> _TASK DESCRIPTION_
Can you copy out everything from the start of the records down to the line containing "note-cell xyxy=(967,315,1288,361)", that line included, character for character?

>>>>>

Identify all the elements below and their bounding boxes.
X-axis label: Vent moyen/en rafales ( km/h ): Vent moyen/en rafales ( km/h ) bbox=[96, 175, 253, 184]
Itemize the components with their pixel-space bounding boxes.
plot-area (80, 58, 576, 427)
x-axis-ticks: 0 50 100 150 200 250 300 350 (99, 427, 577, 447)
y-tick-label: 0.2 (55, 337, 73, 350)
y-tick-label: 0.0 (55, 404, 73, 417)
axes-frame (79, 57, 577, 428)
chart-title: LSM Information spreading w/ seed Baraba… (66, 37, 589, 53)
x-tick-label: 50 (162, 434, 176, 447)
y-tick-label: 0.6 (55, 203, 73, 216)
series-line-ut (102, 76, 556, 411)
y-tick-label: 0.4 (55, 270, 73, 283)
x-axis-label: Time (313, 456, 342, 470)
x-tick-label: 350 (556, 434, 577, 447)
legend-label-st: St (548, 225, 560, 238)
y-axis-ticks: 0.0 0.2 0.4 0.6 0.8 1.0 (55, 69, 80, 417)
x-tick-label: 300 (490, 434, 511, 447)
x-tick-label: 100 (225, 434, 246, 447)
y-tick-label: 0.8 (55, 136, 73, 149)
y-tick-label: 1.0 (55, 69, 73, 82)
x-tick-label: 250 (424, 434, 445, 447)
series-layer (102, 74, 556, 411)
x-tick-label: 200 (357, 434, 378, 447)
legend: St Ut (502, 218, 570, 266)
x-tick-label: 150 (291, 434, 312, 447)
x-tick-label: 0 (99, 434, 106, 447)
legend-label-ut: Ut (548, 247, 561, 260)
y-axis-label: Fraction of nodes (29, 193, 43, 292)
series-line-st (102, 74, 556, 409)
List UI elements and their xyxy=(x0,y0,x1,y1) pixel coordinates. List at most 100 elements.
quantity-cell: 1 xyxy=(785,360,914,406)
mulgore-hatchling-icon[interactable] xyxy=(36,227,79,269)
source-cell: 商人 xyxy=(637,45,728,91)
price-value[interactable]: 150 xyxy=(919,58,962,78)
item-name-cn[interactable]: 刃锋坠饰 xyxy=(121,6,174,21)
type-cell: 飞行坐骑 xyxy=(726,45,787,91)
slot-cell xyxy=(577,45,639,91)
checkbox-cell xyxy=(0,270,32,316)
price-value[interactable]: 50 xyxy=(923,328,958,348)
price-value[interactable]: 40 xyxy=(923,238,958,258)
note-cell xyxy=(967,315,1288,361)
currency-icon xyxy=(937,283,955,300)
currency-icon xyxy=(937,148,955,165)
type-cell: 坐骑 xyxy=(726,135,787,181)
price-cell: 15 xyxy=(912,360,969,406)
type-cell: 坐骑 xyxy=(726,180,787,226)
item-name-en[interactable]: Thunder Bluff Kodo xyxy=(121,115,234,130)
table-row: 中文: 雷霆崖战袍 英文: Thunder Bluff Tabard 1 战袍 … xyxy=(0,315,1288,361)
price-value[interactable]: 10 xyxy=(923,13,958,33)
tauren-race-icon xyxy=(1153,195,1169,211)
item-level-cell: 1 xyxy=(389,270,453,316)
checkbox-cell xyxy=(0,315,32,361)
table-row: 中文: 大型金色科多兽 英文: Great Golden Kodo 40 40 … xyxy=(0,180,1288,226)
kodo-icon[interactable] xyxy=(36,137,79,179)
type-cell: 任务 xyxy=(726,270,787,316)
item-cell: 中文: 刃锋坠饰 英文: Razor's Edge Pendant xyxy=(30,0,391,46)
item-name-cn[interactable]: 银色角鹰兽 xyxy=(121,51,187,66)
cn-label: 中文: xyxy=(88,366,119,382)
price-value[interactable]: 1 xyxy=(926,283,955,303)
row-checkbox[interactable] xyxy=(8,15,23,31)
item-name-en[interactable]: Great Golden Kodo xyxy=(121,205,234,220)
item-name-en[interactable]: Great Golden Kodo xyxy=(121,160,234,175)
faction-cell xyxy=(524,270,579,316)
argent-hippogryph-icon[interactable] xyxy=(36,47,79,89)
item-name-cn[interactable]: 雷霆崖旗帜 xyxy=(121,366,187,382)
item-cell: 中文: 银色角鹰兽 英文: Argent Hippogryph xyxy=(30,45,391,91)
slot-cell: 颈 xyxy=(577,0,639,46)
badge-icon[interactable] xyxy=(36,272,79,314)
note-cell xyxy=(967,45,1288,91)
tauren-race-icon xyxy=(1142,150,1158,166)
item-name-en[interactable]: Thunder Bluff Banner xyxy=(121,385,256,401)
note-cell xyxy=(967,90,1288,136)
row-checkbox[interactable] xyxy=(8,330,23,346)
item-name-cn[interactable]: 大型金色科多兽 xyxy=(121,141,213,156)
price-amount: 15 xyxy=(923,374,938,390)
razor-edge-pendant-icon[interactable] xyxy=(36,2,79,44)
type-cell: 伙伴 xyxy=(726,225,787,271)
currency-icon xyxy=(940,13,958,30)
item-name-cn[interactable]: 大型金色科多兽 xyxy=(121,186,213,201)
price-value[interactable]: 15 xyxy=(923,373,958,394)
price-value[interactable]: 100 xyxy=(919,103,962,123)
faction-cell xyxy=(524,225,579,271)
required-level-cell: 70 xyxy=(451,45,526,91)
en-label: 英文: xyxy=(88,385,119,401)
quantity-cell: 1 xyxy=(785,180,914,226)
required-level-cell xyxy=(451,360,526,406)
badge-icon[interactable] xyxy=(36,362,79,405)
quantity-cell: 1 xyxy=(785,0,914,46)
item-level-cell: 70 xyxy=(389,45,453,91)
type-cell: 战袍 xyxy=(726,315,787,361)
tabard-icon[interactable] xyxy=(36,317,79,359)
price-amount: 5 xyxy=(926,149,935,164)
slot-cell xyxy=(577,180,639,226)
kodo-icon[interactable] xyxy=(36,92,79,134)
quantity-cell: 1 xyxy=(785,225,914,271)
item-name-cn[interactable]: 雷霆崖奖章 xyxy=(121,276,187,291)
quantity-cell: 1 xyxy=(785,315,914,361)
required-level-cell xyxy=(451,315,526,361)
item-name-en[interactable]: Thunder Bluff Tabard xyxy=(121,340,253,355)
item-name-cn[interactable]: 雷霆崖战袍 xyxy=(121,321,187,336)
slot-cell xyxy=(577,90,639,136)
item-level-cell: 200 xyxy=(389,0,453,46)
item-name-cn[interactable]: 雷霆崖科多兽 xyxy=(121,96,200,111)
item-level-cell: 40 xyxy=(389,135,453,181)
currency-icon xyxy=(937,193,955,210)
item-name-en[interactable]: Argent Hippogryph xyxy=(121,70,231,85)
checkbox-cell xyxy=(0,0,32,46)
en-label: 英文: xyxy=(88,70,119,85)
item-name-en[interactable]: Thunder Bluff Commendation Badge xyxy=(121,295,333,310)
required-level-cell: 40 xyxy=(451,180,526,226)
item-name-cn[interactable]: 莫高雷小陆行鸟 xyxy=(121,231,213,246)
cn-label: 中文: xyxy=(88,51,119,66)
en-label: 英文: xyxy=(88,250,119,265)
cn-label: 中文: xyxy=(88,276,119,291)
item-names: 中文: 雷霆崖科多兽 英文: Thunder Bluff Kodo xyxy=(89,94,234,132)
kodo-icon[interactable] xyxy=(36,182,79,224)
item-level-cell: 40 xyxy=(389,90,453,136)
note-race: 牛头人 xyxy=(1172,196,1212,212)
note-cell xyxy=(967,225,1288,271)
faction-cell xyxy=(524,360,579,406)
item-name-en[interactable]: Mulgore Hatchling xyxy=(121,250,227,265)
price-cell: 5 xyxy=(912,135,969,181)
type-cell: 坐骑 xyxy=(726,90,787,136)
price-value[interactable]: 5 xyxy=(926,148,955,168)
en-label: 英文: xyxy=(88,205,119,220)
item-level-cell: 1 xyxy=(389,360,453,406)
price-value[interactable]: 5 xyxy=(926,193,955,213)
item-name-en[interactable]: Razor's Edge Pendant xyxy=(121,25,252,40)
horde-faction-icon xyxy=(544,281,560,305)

<<<<<

> _THE RESPONSE_
Identify all the elements below and their bounding boxes.
X-axis label: Vent moyen/en rafales ( km/h ): Vent moyen/en rafales ( km/h ) bbox=[96, 175, 253, 184]
Itemize the components with their pixel-space bounding boxes.
plot-area (80, 58, 576, 427)
x-axis-ticks: 0 50 100 150 200 250 300 350 (99, 427, 577, 447)
y-tick-label: 0.2 (55, 337, 73, 350)
y-tick-label: 0.0 (55, 404, 73, 417)
axes-frame (79, 57, 577, 428)
chart-title: LSM Information spreading w/ seed Baraba… (66, 37, 589, 53)
x-tick-label: 50 (162, 434, 176, 447)
y-tick-label: 0.6 (55, 203, 73, 216)
series-line-ut (102, 76, 556, 411)
y-tick-label: 0.4 (55, 270, 73, 283)
x-axis-label: Time (313, 456, 342, 470)
x-tick-label: 350 (556, 434, 577, 447)
legend-label-st: St (548, 225, 560, 238)
y-axis-ticks: 0.0 0.2 0.4 0.6 0.8 1.0 (55, 69, 80, 417)
x-tick-label: 300 (490, 434, 511, 447)
x-tick-label: 100 (225, 434, 246, 447)
y-tick-label: 0.8 (55, 136, 73, 149)
y-tick-label: 1.0 (55, 69, 73, 82)
x-tick-label: 250 (424, 434, 445, 447)
series-layer (102, 74, 556, 411)
x-tick-label: 200 (357, 434, 378, 447)
legend: St Ut (502, 218, 570, 266)
x-tick-label: 150 (291, 434, 312, 447)
x-tick-label: 0 (99, 434, 106, 447)
legend-label-ut: Ut (548, 247, 561, 260)
y-axis-label: Fraction of nodes (29, 193, 43, 292)
series-line-st (102, 74, 556, 409)
List UI elements and their xyxy=(x0,y0,x1,y1) pixel coordinates. List at most 100 elements.
quantity-cell: 1 xyxy=(785,360,914,406)
mulgore-hatchling-icon[interactable] xyxy=(36,227,79,269)
source-cell: 商人 xyxy=(637,45,728,91)
price-value[interactable]: 150 xyxy=(919,58,962,78)
item-name-cn[interactable]: 刃锋坠饰 xyxy=(121,6,174,21)
type-cell: 飞行坐骑 xyxy=(726,45,787,91)
slot-cell xyxy=(577,45,639,91)
checkbox-cell xyxy=(0,270,32,316)
price-value[interactable]: 50 xyxy=(923,328,958,348)
price-value[interactable]: 40 xyxy=(923,238,958,258)
note-cell xyxy=(967,315,1288,361)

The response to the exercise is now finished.